#### [Provided entries]
[start]
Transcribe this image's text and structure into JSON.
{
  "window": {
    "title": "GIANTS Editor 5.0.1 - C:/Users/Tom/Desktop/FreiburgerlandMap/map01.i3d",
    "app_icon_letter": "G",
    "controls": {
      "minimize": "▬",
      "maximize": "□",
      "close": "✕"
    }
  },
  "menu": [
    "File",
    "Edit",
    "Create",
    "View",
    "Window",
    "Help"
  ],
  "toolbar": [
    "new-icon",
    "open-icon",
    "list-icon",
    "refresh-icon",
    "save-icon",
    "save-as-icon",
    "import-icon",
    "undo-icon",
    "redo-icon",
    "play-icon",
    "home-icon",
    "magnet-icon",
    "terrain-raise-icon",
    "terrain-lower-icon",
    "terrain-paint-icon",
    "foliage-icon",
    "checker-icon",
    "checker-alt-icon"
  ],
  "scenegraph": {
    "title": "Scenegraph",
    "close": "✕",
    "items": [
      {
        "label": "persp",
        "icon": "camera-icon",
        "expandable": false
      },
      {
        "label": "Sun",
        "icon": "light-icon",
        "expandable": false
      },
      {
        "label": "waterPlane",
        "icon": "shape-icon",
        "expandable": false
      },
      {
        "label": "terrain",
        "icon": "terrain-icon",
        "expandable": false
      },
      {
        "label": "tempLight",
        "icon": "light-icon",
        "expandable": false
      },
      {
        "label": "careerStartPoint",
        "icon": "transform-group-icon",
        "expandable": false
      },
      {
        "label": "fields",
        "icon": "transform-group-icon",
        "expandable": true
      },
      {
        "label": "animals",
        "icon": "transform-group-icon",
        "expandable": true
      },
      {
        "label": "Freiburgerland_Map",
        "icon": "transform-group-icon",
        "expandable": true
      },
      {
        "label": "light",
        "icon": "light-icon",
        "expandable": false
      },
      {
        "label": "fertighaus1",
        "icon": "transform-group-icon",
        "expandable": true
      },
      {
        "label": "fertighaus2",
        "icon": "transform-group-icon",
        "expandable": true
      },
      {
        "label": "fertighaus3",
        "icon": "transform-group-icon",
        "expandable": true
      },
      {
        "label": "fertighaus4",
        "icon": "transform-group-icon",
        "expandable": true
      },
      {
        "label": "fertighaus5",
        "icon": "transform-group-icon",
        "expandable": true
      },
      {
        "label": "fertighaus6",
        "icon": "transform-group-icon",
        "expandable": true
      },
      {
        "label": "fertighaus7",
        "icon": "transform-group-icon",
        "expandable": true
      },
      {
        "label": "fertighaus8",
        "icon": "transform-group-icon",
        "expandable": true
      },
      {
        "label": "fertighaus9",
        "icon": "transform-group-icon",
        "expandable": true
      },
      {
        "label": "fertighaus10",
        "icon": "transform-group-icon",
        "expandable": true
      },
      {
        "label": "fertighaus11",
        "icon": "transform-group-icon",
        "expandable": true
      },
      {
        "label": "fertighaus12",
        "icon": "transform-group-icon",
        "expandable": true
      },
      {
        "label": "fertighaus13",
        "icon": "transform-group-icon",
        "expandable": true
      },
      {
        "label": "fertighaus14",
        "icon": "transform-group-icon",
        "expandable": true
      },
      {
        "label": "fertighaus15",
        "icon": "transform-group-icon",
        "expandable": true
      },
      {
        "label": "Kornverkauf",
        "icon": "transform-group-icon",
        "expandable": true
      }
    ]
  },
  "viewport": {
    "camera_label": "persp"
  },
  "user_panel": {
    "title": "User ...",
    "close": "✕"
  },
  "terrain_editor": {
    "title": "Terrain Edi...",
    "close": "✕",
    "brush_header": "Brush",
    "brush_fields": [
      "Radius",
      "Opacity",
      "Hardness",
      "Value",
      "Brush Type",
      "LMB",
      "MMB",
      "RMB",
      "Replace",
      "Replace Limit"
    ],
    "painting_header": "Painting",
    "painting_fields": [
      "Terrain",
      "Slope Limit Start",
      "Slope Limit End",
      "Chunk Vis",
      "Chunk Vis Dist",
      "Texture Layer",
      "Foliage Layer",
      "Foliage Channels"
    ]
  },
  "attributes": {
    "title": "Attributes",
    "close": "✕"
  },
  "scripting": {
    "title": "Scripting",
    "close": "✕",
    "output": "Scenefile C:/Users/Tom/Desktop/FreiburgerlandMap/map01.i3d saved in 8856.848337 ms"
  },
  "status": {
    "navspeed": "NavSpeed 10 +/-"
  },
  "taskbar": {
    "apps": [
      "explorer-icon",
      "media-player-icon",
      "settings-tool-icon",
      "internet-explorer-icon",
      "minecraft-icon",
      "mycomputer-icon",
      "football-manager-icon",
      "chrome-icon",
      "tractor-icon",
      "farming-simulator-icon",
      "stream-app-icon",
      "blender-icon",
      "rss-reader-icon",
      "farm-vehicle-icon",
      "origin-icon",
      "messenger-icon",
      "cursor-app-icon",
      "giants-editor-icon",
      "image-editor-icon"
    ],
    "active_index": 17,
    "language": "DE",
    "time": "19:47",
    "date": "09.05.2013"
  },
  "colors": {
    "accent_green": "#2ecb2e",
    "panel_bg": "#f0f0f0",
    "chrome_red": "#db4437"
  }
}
[end]
#### [Objective]
Repeat the data exactly. Leave nothing out.

#### [Output for this task]
Transcribe this image's text and structure into JSON.
{
  "window": {
    "title": "GIANTS Editor 5.0.1 - C:/Users/Tom/Desktop/FreiburgerlandMap/map01.i3d",
    "app_icon_letter": "G",
    "controls": {
      "minimize": "▬",
      "maximize": "□",
      "close": "✕"
    }
  },
  "menu": [
    "File",
    "Edit",
    "Create",
    "View",
    "Window",
    "Help"
  ],
  "toolbar": [
    "new-icon",
    "open-icon",
    "list-icon",
    "refresh-icon",
    "save-icon",
    "save-as-icon",
    "import-icon",
    "undo-icon",
    "redo-icon",
    "play-icon",
    "home-icon",
    "magnet-icon",
    "terrain-raise-icon",
    "terrain-lower-icon",
    "terrain-paint-icon",
    "foliage-icon",
    "checker-icon",
    "checker-alt-icon"
  ],
  "scenegraph": {
    "title": "Scenegraph",
    "close": "✕",
    "items": [
      {
        "label": "persp",
        "icon": "camera-icon",
        "expandable": false
      },
      {
        "label": "Sun",
        "icon": "light-icon",
        "expandable": false
      },
      {
        "label": "waterPlane",
        "icon": "shape-icon",
        "expandable": false
      },
      {
        "label": "terrain",
        "icon": "terrain-icon",
        "expandable": false
      },
      {
        "label": "tempLight",
        "icon": "light-icon",
        "expandable": false
      },
      {
        "label": "careerStartPoint",
        "icon": "transform-group-icon",
        "expandable": false
      },
      {
        "label": "fields",
        "icon": "transform-group-icon",
        "expandable": true
      },
      {
        "label": "animals",
        "icon": "transform-group-icon",
        "expandable": true
      },
      {
        "label": "Freiburgerland_Map",
        "icon": "transform-group-icon",
        "expandable": true
      },
      {
        "label": "light",
        "icon": "light-icon",
        "expandable": false
      },
      {
        "label": "fertighaus1",
        "icon": "transform-group-icon",
        "expandable": true
      },
      {
        "label": "fertighaus2",
        "icon": "transform-group-icon",
        "expandable": true
      },
      {
        "label": "fertighaus3",
        "icon": "transform-group-icon",
        "expandable": true
      },
      {
        "label": "fertighaus4",
        "icon": "transform-group-icon",
        "expandable": true
      },
      {
        "label": "fertighaus5",
        "icon": "transform-group-icon",
        "expandable": true
      },
      {
        "label": "fertighaus6",
        "icon": "transform-group-icon",
        "expandable": true
      },
      {
        "label": "fertighaus7",
        "icon": "transform-group-icon",
        "expandable": true
      },
      {
        "label": "fertighaus8",
        "icon": "transform-group-icon",
        "expandable": true
      },
      {
        "label": "fertighaus9",
        "icon": "transform-group-icon",
        "expandable": true
      },
      {
        "label": "fertighaus10",
        "icon": "transform-group-icon",
        "expandable": true
      },
      {
        "label": "fertighaus11",
        "icon": "transform-group-icon",
        "expandable": true
      },
      {
        "label": "fertighaus12",
        "icon": "transform-group-icon",
        "expandable": true
      },
      {
        "label": "fertighaus13",
        "icon": "transform-group-icon",
        "expandable": true
      },
      {
        "label": "fertighaus14",
        "icon": "transform-group-icon",
        "expandable": true
      },
      {
        "label": "fertighaus15",
        "icon": "transform-group-icon",
        "expandable": true
      },
      {
        "label": "Kornverkauf",
        "icon": "transform-group-icon",
        "expandable": true
      }
    ]
  },
  "viewport": {
    "camera_label": "persp"
  },
  "user_panel": {
    "title": "User ...",
    "close": "✕"
  },
  "terrain_editor": {
    "title": "Terrain Edi...",
    "close": "✕",
    "brush_header": "Brush",
    "brush_fields": [
      "Radius",
      "Opacity",
      "Hardness",
      "Value",
      "Brush Type",
      "LMB",
      "MMB",
      "RMB",
      "Replace",
      "Replace Limit"
    ],
    "painting_header": "Painting",
    "painting_fields": [
      "Terrain",
      "Slope Limit Start",
      "Slope Limit End",
      "Chunk Vis",
      "Chunk Vis Dist",
      "Texture Layer",
      "Foliage Layer",
      "Foliage Channels"
    ]
  },
  "attributes": {
    "title": "Attributes",
    "close": "✕"
  },
  "scripting": {
    "title": "Scripting",
    "close": "✕",
    "output": "Scenefile C:/Users/Tom/Desktop/FreiburgerlandMap/map01.i3d saved in 8856.848337 ms"
  },
  "status": {
    "navspeed": "NavSpeed 10 +/-"
  },
  "taskbar": {
    "apps": [
      "explorer-icon",
      "media-player-icon",
      "settings-tool-icon",
      "internet-explorer-icon",
      "minecraft-icon",
      "mycomputer-icon",
      "football-manager-icon",
      "chrome-icon",
      "tractor-icon",
      "farming-simulator-icon",
      "stream-app-icon",
      "blender-icon",
      "rss-reader-icon",
      "farm-vehicle-icon",
      "origin-icon",
      "messenger-icon",
      "cursor-app-icon",
      "giants-editor-icon",
      "image-editor-icon"
    ],
    "active_index": 17,
    "language": "DE",
    "time": "19:47",
    "date": "09.05.2013"
  },
  "colors": {
    "accent_green": "#2ecb2e",
    "panel_bg": "#f0f0f0",
    "chrome_red": "#db4437"
  }
}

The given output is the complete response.